**EXERCISE**
Pull out every line with the word "document".

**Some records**
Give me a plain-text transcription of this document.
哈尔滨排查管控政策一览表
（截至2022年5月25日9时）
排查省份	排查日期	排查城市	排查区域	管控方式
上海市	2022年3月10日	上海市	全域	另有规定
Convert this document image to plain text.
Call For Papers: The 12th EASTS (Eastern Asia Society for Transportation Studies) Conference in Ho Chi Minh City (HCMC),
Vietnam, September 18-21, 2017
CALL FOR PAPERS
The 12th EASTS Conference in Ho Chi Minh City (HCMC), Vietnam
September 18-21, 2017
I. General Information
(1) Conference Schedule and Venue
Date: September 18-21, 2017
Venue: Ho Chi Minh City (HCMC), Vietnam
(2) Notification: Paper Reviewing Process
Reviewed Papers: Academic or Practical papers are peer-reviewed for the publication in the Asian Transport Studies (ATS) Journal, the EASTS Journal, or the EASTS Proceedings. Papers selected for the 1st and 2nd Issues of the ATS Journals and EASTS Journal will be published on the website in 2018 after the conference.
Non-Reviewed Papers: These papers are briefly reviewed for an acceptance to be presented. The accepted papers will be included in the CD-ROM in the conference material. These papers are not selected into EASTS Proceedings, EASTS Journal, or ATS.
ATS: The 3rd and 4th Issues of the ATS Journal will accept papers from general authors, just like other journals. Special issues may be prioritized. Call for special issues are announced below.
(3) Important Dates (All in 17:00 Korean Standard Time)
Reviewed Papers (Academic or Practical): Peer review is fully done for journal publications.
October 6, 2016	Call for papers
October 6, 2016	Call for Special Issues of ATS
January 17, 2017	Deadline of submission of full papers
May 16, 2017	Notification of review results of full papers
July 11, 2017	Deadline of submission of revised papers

**THE RESPONSE**
Give me a plain-text transcription of this document.
Convert this document image to plain text.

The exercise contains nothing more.